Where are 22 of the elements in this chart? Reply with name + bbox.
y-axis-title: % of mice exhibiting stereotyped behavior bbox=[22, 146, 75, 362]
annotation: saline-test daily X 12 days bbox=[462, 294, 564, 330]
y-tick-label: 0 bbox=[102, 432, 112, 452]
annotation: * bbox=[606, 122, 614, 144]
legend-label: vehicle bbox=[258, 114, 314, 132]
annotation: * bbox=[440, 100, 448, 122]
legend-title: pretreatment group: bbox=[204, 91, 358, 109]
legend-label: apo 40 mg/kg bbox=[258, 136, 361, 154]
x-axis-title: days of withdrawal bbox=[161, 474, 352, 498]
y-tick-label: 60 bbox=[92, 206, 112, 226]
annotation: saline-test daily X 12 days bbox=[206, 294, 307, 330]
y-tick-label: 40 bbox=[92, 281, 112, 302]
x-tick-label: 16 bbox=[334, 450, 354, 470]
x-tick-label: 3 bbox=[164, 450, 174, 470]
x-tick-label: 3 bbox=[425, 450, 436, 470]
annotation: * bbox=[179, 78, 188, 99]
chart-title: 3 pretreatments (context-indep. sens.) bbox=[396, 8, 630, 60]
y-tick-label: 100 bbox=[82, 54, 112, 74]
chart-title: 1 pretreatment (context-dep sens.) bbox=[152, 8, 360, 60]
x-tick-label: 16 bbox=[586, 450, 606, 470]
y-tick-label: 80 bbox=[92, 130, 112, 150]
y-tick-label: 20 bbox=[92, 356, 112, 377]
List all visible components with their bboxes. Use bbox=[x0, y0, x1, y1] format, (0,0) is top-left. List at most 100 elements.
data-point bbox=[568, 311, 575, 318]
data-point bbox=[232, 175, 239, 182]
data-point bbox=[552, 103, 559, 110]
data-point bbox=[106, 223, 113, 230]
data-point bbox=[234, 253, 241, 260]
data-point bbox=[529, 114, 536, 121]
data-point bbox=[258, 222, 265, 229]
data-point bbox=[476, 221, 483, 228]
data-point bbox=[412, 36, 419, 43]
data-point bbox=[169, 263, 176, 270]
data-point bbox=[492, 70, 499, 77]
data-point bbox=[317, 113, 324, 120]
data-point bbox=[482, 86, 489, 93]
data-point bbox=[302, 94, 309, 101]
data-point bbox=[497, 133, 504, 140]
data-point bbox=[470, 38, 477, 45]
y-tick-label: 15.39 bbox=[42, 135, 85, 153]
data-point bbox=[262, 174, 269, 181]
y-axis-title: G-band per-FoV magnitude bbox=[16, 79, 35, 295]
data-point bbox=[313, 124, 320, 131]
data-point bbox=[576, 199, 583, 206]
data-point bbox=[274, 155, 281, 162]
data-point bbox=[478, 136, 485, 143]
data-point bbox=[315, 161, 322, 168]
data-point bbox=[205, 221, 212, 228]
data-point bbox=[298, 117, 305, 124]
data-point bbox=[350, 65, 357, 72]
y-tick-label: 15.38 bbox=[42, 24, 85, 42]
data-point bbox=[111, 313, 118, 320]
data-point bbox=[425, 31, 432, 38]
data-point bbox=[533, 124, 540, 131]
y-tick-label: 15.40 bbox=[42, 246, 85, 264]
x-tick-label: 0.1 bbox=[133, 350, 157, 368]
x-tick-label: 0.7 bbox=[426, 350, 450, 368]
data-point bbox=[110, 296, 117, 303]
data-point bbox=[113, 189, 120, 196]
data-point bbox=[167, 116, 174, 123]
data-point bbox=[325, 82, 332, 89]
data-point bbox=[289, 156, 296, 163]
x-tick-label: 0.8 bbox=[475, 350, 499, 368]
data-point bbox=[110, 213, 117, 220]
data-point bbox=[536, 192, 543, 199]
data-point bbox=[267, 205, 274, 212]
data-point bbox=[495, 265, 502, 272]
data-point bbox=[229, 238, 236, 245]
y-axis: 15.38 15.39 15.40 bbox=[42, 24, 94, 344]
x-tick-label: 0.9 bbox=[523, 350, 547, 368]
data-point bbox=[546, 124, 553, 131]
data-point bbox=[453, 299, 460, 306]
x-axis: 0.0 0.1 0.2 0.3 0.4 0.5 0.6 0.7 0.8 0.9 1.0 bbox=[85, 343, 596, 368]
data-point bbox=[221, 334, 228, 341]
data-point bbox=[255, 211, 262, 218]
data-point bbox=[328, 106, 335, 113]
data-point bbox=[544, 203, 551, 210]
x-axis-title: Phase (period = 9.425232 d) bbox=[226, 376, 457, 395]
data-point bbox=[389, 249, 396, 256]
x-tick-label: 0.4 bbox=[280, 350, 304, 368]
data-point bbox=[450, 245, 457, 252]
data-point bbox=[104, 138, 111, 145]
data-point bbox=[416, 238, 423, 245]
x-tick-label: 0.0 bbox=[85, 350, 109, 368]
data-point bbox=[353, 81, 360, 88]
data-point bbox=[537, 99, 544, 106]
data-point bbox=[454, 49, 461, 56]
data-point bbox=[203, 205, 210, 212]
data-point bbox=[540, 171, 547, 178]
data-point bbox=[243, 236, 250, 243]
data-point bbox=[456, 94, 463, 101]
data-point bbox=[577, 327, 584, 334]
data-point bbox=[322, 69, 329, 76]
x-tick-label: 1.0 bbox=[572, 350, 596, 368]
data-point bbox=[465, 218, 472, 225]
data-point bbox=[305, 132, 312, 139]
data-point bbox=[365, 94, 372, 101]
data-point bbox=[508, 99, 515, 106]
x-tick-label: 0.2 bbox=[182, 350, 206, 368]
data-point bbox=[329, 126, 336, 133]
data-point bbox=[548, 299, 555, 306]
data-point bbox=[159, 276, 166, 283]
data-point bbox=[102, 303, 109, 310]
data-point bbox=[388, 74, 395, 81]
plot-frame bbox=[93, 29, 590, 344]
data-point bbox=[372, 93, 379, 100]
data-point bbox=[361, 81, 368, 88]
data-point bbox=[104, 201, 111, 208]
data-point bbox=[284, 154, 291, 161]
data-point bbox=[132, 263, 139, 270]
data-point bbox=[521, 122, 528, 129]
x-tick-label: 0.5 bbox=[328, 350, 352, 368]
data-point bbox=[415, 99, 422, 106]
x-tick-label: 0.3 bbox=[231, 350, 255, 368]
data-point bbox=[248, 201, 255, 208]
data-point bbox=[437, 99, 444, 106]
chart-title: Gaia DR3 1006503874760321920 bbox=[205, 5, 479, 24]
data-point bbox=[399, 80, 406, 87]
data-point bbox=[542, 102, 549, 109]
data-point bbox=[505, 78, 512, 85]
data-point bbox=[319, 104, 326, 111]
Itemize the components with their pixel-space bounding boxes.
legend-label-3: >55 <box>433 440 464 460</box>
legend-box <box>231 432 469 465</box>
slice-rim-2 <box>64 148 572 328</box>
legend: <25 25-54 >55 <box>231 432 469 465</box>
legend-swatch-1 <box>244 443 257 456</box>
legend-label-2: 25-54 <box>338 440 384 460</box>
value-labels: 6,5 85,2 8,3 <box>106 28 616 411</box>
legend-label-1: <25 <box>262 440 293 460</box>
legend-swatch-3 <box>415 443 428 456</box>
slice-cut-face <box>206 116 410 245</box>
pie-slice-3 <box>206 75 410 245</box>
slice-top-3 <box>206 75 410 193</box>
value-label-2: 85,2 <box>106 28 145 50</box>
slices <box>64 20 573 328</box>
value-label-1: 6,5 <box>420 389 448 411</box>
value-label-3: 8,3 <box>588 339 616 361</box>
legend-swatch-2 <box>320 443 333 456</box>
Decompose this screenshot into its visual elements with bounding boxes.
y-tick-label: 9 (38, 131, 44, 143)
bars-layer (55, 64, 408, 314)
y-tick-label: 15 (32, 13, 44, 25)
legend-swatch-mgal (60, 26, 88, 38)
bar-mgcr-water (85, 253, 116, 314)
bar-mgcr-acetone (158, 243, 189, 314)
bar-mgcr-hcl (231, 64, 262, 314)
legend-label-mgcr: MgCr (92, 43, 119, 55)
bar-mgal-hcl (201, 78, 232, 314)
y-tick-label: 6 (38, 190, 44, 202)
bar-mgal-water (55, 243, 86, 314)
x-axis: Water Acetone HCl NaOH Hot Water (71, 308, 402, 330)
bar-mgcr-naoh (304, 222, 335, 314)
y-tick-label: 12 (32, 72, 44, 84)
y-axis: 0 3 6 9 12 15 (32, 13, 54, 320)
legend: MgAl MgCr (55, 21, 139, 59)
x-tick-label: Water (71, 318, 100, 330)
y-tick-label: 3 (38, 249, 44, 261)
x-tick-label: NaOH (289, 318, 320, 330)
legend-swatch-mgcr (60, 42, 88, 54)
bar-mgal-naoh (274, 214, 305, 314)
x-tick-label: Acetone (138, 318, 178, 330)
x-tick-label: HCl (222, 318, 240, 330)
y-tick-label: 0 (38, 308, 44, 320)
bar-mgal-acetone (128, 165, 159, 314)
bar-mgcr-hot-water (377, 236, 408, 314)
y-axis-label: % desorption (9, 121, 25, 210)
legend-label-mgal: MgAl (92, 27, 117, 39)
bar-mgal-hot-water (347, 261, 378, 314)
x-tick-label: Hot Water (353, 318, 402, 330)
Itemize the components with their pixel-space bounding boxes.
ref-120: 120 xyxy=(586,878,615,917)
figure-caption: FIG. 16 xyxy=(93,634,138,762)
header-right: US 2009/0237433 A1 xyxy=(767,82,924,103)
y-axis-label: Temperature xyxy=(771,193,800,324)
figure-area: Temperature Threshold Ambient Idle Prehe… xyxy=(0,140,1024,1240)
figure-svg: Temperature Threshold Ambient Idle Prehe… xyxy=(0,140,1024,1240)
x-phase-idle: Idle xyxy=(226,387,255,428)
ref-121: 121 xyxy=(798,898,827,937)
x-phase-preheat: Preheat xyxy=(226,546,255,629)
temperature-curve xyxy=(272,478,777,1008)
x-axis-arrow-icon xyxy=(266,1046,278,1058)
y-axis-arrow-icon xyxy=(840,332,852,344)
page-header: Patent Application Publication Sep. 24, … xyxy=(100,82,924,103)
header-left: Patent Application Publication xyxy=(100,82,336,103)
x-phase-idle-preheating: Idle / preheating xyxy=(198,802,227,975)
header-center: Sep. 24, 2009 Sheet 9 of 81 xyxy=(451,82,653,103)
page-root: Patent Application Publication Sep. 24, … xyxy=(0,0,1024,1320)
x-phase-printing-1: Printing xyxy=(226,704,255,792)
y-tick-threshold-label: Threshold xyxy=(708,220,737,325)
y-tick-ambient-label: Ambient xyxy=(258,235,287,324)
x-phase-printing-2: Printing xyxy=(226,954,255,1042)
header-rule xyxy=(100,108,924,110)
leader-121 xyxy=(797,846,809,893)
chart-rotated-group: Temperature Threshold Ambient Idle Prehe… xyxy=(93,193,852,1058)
* * * * * * * * *
=== JOB ===
Report every line of the items above that contains the string "elements", copying each line in full.

=== RESULT OF THIS EXERCISE ===
Where are 22 of the elements in this chart? Reply with name + bbox.
List all visible components with their bboxes. Use bbox=[x0, y0, x1, y1] format, (0,0) is top-left. List at most 100 elements.
Decompose this screenshot into its visual elements with bounding boxes.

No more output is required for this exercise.